--- BEGIN ---

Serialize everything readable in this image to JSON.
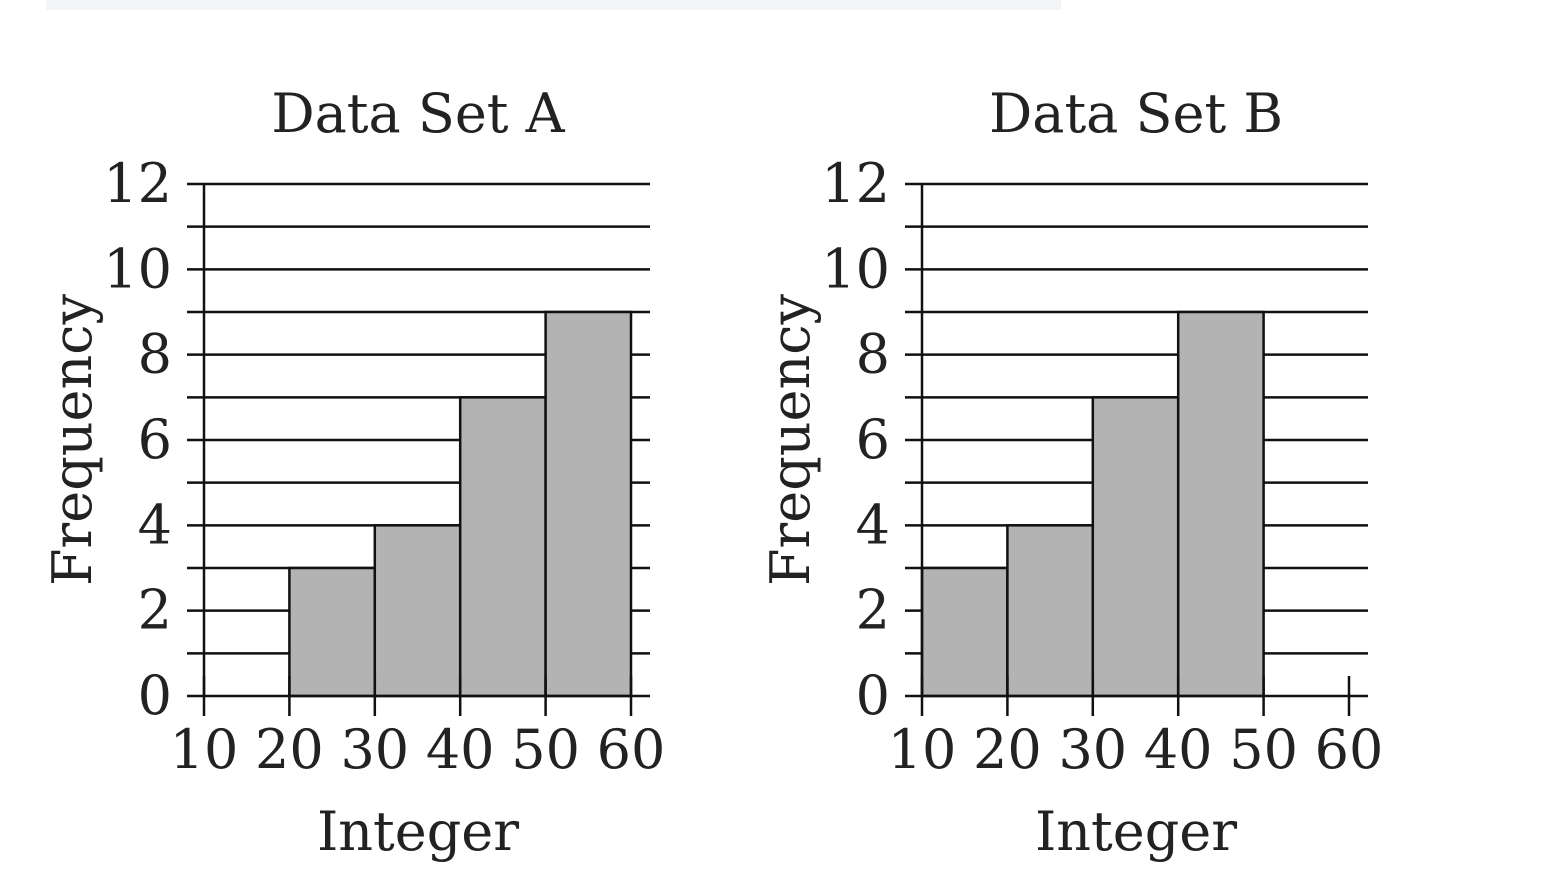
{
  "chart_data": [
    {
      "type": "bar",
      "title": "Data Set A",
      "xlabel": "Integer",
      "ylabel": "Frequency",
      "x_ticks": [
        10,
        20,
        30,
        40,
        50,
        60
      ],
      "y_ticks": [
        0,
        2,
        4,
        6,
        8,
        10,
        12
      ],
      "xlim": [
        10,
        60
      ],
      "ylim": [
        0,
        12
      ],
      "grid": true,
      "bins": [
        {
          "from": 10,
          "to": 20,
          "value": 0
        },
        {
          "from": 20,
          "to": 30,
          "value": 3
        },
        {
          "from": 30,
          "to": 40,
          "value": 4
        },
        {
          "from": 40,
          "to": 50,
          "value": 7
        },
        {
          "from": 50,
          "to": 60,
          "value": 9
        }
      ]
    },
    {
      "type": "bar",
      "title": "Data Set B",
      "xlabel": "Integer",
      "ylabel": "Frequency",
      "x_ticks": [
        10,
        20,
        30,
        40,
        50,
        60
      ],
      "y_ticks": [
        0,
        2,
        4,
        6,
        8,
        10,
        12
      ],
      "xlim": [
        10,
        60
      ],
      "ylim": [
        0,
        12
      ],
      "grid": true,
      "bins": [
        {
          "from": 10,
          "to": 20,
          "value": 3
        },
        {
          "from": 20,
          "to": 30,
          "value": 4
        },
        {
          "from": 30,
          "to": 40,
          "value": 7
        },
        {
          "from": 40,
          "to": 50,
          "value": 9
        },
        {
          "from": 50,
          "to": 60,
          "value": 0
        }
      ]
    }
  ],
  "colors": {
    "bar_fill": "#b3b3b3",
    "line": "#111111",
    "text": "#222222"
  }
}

--- END ---

Pictures in the records above are left out; print everything else exactly as written.

Serialize everything readable in this image to JSON.
{
  "chart_data": [
    {
      "type": "bar",
      "title": "Data Set A",
      "xlabel": "Integer",
      "ylabel": "Frequency",
      "x_ticks": [
        10,
        20,
        30,
        40,
        50,
        60
      ],
      "y_ticks": [
        0,
        2,
        4,
        6,
        8,
        10,
        12
      ],
      "xlim": [
        10,
        60
      ],
      "ylim": [
        0,
        12
      ],
      "grid": true,
      "bins": [
        {
          "from": 10,
          "to": 20,
          "value": 0
        },
        {
          "from": 20,
          "to": 30,
          "value": 3
        },
        {
          "from": 30,
          "to": 40,
          "value": 4
        },
        {
          "from": 40,
          "to": 50,
          "value": 7
        },
        {
          "from": 50,
          "to": 60,
          "value": 9
        }
      ]
    },
    {
      "type": "bar",
      "title": "Data Set B",
      "xlabel": "Integer",
      "ylabel": "Frequency",
      "x_ticks": [
        10,
        20,
        30,
        40,
        50,
        60
      ],
      "y_ticks": [
        0,
        2,
        4,
        6,
        8,
        10,
        12
      ],
      "xlim": [
        10,
        60
      ],
      "ylim": [
        0,
        12
      ],
      "grid": true,
      "bins": [
        {
          "from": 10,
          "to": 20,
          "value": 3
        },
        {
          "from": 20,
          "to": 30,
          "value": 4
        },
        {
          "from": 30,
          "to": 40,
          "value": 7
        },
        {
          "from": 40,
          "to": 50,
          "value": 9
        },
        {
          "from": 50,
          "to": 60,
          "value": 0
        }
      ]
    }
  ],
  "colors": {
    "bar_fill": "#b3b3b3",
    "line": "#111111",
    "text": "#222222"
  }
}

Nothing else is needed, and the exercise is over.